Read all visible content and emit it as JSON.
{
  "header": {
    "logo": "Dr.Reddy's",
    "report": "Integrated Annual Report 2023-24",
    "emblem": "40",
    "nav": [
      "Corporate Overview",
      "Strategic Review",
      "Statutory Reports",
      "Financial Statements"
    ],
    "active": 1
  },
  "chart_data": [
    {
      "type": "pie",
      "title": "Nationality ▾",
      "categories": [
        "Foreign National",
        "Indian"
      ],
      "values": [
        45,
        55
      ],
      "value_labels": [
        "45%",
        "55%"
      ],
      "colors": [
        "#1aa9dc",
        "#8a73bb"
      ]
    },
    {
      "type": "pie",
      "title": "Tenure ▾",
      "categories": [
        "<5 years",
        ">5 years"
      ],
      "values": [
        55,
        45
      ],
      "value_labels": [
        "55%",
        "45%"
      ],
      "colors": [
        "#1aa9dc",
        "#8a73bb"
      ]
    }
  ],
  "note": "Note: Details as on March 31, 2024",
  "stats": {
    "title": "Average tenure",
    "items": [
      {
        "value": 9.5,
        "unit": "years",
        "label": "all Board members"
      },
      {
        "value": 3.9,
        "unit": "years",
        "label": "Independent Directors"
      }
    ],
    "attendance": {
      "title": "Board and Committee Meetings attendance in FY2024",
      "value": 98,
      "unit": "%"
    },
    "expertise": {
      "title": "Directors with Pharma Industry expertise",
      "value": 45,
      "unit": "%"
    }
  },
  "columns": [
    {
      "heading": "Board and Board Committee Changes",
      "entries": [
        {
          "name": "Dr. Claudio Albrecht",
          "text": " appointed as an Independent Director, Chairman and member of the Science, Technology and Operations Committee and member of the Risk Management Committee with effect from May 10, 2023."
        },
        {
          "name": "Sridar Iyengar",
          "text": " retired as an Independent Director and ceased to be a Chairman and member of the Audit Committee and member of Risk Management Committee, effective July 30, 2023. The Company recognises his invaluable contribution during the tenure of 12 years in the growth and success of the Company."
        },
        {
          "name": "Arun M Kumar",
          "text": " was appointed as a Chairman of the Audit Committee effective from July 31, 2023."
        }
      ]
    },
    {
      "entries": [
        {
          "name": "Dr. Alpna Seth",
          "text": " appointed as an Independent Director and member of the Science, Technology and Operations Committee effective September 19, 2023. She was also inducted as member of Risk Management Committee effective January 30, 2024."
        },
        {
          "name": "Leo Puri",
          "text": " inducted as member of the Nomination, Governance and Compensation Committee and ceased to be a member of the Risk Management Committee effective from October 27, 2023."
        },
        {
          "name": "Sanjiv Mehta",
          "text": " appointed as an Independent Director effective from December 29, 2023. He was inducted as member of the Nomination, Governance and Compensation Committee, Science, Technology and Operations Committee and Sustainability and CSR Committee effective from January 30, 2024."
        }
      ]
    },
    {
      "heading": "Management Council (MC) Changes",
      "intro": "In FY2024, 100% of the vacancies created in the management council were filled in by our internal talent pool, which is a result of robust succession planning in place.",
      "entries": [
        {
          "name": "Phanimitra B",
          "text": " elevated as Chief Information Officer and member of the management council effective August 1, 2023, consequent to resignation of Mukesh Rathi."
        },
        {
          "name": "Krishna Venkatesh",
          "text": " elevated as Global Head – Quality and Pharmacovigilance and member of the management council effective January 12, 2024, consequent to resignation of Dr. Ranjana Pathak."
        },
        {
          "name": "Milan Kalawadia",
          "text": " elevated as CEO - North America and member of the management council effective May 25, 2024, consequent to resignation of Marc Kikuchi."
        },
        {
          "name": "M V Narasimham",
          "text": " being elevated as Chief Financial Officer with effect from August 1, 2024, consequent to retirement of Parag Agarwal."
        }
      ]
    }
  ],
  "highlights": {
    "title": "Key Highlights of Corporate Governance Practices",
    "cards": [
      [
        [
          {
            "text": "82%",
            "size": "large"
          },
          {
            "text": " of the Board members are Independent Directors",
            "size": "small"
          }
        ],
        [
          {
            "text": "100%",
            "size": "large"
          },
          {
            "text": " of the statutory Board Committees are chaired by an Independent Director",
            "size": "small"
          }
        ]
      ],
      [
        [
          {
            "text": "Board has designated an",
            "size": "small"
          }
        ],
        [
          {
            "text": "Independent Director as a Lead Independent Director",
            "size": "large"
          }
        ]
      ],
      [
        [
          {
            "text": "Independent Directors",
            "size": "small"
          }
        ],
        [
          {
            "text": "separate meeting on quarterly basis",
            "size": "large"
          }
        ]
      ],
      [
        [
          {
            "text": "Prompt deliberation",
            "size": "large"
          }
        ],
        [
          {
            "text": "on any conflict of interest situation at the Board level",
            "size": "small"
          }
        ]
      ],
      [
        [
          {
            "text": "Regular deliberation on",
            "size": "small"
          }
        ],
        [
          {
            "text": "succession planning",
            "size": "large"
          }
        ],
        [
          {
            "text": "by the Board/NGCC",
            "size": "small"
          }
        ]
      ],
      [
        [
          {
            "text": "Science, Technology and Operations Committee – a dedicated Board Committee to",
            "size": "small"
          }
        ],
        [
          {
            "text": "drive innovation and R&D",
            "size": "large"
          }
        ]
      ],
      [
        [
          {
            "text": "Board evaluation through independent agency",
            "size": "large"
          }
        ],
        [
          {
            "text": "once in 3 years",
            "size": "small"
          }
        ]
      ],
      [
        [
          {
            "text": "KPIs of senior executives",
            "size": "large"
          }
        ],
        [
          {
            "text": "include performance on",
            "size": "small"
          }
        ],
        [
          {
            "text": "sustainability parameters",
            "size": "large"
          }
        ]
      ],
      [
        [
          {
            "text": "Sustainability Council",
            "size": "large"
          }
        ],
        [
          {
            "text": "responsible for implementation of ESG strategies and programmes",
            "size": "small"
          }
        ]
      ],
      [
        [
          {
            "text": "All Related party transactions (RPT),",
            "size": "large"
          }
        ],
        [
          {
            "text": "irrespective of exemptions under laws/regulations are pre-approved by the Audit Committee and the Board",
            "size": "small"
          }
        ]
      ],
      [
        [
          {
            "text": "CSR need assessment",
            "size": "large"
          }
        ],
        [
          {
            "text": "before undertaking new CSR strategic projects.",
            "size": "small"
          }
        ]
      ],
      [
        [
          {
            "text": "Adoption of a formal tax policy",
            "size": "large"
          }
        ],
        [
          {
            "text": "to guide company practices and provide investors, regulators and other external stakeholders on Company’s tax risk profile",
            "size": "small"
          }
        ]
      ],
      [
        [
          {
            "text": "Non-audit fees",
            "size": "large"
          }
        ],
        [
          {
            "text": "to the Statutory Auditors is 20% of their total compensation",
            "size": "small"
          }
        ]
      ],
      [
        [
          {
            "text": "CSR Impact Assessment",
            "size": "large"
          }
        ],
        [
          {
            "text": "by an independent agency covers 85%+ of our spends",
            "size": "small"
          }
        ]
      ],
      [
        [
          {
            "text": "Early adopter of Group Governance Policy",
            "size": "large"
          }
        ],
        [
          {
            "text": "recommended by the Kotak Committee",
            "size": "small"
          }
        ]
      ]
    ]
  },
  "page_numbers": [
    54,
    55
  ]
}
==*==
PROBLEM DESCRIPTION: Transcribe the entire listing above precisely.

FINAL RESULT:
Read all visible content and emit it as JSON.
{
  "header": {
    "logo": "Dr.Reddy's",
    "report": "Integrated Annual Report 2023-24",
    "emblem": "40",
    "nav": [
      "Corporate Overview",
      "Strategic Review",
      "Statutory Reports",
      "Financial Statements"
    ],
    "active": 1
  },
  "chart_data": [
    {
      "type": "pie",
      "title": "Nationality ▾",
      "categories": [
        "Foreign National",
        "Indian"
      ],
      "values": [
        45,
        55
      ],
      "value_labels": [
        "45%",
        "55%"
      ],
      "colors": [
        "#1aa9dc",
        "#8a73bb"
      ]
    },
    {
      "type": "pie",
      "title": "Tenure ▾",
      "categories": [
        "<5 years",
        ">5 years"
      ],
      "values": [
        55,
        45
      ],
      "value_labels": [
        "55%",
        "45%"
      ],
      "colors": [
        "#1aa9dc",
        "#8a73bb"
      ]
    }
  ],
  "note": "Note: Details as on March 31, 2024",
  "stats": {
    "title": "Average tenure",
    "items": [
      {
        "value": 9.5,
        "unit": "years",
        "label": "all Board members"
      },
      {
        "value": 3.9,
        "unit": "years",
        "label": "Independent Directors"
      }
    ],
    "attendance": {
      "title": "Board and Committee Meetings attendance in FY2024",
      "value": 98,
      "unit": "%"
    },
    "expertise": {
      "title": "Directors with Pharma Industry expertise",
      "value": 45,
      "unit": "%"
    }
  },
  "columns": [
    {
      "heading": "Board and Board Committee Changes",
      "entries": [
        {
          "name": "Dr. Claudio Albrecht",
          "text": " appointed as an Independent Director, Chairman and member of the Science, Technology and Operations Committee and member of the Risk Management Committee with effect from May 10, 2023."
        },
        {
          "name": "Sridar Iyengar",
          "text": " retired as an Independent Director and ceased to be a Chairman and member of the Audit Committee and member of Risk Management Committee, effective July 30, 2023. The Company recognises his invaluable contribution during the tenure of 12 years in the growth and success of the Company."
        },
        {
          "name": "Arun M Kumar",
          "text": " was appointed as a Chairman of the Audit Committee effective from July 31, 2023."
        }
      ]
    },
    {
      "entries": [
        {
          "name": "Dr. Alpna Seth",
          "text": " appointed as an Independent Director and member of the Science, Technology and Operations Committee effective September 19, 2023. She was also inducted as member of Risk Management Committee effective January 30, 2024."
        },
        {
          "name": "Leo Puri",
          "text": " inducted as member of the Nomination, Governance and Compensation Committee and ceased to be a member of the Risk Management Committee effective from October 27, 2023."
        },
        {
          "name": "Sanjiv Mehta",
          "text": " appointed as an Independent Director effective from December 29, 2023. He was inducted as member of the Nomination, Governance and Compensation Committee, Science, Technology and Operations Committee and Sustainability and CSR Committee effective from January 30, 2024."
        }
      ]
    },
    {
      "heading": "Management Council (MC) Changes",
      "intro": "In FY2024, 100% of the vacancies created in the management council were filled in by our internal talent pool, which is a result of robust succession planning in place.",
      "entries": [
        {
          "name": "Phanimitra B",
          "text": " elevated as Chief Information Officer and member of the management council effective August 1, 2023, consequent to resignation of Mukesh Rathi."
        },
        {
          "name": "Krishna Venkatesh",
          "text": " elevated as Global Head – Quality and Pharmacovigilance and member of the management council effective January 12, 2024, consequent to resignation of Dr. Ranjana Pathak."
        },
        {
          "name": "Milan Kalawadia",
          "text": " elevated as CEO - North America and member of the management council effective May 25, 2024, consequent to resignation of Marc Kikuchi."
        },
        {
          "name": "M V Narasimham",
          "text": " being elevated as Chief Financial Officer with effect from August 1, 2024, consequent to retirement of Parag Agarwal."
        }
      ]
    }
  ],
  "highlights": {
    "title": "Key Highlights of Corporate Governance Practices",
    "cards": [
      [
        [
          {
            "text": "82%",
            "size": "large"
          },
          {
            "text": " of the Board members are Independent Directors",
            "size": "small"
          }
        ],
        [
          {
            "text": "100%",
            "size": "large"
          },
          {
            "text": " of the statutory Board Committees are chaired by an Independent Director",
            "size": "small"
          }
        ]
      ],
      [
        [
          {
            "text": "Board has designated an",
            "size": "small"
          }
        ],
        [
          {
            "text": "Independent Director as a Lead Independent Director",
            "size": "large"
          }
        ]
      ],
      [
        [
          {
            "text": "Independent Directors",
            "size": "small"
          }
        ],
        [
          {
            "text": "separate meeting on quarterly basis",
            "size": "large"
          }
        ]
      ],
      [
        [
          {
            "text": "Prompt deliberation",
            "size": "large"
          }
        ],
        [
          {
            "text": "on any conflict of interest situation at the Board level",
            "size": "small"
          }
        ]
      ],
      [
        [
          {
            "text": "Regular deliberation on",
            "size": "small"
          }
        ],
        [
          {
            "text": "succession planning",
            "size": "large"
          }
        ],
        [
          {
            "text": "by the Board/NGCC",
            "size": "small"
          }
        ]
      ],
      [
        [
          {
            "text": "Science, Technology and Operations Committee – a dedicated Board Committee to",
            "size": "small"
          }
        ],
        [
          {
            "text": "drive innovation and R&D",
            "size": "large"
          }
        ]
      ],
      [
        [
          {
            "text": "Board evaluation through independent agency",
            "size": "large"
          }
        ],
        [
          {
            "text": "once in 3 years",
            "size": "small"
          }
        ]
      ],
      [
        [
          {
            "text": "KPIs of senior executives",
            "size": "large"
          }
        ],
        [
          {
            "text": "include performance on",
            "size": "small"
          }
        ],
        [
          {
            "text": "sustainability parameters",
            "size": "large"
          }
        ]
      ],
      [
        [
          {
            "text": "Sustainability Council",
            "size": "large"
          }
        ],
        [
          {
            "text": "responsible for implementation of ESG strategies and programmes",
            "size": "small"
          }
        ]
      ],
      [
        [
          {
            "text": "All Related party transactions (RPT),",
            "size": "large"
          }
        ],
        [
          {
            "text": "irrespective of exemptions under laws/regulations are pre-approved by the Audit Committee and the Board",
            "size": "small"
          }
        ]
      ],
      [
        [
          {
            "text": "CSR need assessment",
            "size": "large"
          }
        ],
        [
          {
            "text": "before undertaking new CSR strategic projects.",
            "size": "small"
          }
        ]
      ],
      [
        [
          {
            "text": "Adoption of a formal tax policy",
            "size": "large"
          }
        ],
        [
          {
            "text": "to guide company practices and provide investors, regulators and other external stakeholders on Company’s tax risk profile",
            "size": "small"
          }
        ]
      ],
      [
        [
          {
            "text": "Non-audit fees",
            "size": "large"
          }
        ],
        [
          {
            "text": "to the Statutory Auditors is 20% of their total compensation",
            "size": "small"
          }
        ]
      ],
      [
        [
          {
            "text": "CSR Impact Assessment",
            "size": "large"
          }
        ],
        [
          {
            "text": "by an independent agency covers 85%+ of our spends",
            "size": "small"
          }
        ]
      ],
      [
        [
          {
            "text": "Early adopter of Group Governance Policy",
            "size": "large"
          }
        ],
        [
          {
            "text": "recommended by the Kotak Committee",
            "size": "small"
          }
        ]
      ]
    ]
  },
  "page_numbers": [
    54,
    55
  ]
}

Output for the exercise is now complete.